● **Direction**
Find each line with the word "name" in it, then give the total alone.

● **Data shown**
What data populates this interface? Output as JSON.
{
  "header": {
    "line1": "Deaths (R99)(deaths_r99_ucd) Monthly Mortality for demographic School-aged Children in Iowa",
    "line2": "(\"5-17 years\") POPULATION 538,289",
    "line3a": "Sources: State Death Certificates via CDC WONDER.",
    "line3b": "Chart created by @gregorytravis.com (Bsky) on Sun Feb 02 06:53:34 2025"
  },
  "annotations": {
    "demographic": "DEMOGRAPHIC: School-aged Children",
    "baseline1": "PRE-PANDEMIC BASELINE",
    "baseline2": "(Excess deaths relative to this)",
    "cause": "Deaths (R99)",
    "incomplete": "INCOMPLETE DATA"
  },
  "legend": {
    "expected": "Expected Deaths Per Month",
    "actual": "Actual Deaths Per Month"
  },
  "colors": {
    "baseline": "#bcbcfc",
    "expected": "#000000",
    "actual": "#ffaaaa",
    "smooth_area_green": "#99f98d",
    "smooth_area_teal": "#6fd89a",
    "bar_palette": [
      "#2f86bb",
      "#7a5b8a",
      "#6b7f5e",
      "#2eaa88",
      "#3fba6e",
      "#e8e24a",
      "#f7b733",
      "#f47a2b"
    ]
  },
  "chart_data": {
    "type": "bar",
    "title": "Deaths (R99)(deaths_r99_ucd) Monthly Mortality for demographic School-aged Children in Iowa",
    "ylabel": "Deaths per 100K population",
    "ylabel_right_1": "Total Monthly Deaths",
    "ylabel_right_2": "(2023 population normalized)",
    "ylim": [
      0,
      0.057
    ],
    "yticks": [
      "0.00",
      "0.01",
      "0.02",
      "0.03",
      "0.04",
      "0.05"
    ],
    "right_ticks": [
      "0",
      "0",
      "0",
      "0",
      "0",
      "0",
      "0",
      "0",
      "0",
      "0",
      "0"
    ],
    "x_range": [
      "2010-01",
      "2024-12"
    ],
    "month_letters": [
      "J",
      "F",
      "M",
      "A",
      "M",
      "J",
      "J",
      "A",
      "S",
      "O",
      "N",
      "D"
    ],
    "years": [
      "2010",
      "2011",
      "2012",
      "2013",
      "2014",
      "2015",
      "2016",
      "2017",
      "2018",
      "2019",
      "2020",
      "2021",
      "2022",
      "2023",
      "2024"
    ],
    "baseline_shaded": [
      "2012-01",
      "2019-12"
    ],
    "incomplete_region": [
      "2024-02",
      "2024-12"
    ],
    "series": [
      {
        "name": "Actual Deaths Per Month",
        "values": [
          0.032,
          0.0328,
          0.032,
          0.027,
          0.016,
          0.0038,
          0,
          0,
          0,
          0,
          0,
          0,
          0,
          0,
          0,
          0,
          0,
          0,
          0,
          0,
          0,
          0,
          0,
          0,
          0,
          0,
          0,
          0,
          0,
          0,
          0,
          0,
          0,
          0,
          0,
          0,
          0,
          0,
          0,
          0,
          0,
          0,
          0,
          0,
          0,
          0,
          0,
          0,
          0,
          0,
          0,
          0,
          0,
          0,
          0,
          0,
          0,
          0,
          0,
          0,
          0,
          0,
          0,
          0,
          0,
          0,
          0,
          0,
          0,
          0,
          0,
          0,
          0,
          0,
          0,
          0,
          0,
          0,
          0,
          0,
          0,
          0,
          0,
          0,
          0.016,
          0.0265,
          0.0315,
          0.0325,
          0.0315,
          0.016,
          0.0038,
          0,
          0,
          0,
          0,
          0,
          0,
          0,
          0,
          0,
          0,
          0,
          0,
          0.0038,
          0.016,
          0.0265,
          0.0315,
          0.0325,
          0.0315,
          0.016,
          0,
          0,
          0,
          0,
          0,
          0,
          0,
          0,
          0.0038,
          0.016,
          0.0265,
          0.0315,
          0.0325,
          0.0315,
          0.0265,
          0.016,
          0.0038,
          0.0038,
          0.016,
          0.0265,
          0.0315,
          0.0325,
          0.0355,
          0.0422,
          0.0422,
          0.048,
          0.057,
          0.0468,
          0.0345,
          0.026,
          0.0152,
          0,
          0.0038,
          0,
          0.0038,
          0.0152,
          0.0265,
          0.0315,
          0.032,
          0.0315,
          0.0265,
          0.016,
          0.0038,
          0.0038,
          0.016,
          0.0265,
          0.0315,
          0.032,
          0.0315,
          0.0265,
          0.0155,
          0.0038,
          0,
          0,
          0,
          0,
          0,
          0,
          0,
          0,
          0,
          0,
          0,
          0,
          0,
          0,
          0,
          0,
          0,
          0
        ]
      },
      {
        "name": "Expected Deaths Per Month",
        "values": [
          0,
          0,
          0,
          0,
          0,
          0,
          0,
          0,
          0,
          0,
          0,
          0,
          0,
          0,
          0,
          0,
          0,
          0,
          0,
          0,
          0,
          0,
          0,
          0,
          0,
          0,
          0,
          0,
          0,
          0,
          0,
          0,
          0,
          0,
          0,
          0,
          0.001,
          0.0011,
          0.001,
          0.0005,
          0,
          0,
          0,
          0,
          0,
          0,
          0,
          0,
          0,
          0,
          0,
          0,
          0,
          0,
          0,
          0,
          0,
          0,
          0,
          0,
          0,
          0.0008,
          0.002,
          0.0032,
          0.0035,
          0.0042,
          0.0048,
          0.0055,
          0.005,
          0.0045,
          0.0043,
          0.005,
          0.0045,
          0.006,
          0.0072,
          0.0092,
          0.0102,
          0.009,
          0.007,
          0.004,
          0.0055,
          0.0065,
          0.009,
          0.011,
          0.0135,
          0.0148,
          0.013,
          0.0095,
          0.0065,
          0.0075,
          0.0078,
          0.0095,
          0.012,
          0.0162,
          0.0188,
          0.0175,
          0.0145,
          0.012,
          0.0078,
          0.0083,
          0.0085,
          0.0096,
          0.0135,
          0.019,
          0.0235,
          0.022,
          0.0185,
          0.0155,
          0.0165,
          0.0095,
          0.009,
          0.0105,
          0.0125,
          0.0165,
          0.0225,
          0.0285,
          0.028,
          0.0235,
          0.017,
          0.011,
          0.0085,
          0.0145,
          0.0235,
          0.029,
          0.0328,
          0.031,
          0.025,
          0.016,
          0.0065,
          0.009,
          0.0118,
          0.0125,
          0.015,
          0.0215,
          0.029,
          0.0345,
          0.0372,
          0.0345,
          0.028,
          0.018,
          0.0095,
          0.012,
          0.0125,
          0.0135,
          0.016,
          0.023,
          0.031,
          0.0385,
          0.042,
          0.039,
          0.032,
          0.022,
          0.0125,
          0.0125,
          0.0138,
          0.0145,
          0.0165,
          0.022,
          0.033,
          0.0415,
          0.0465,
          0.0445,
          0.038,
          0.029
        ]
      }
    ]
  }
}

● **The result**
2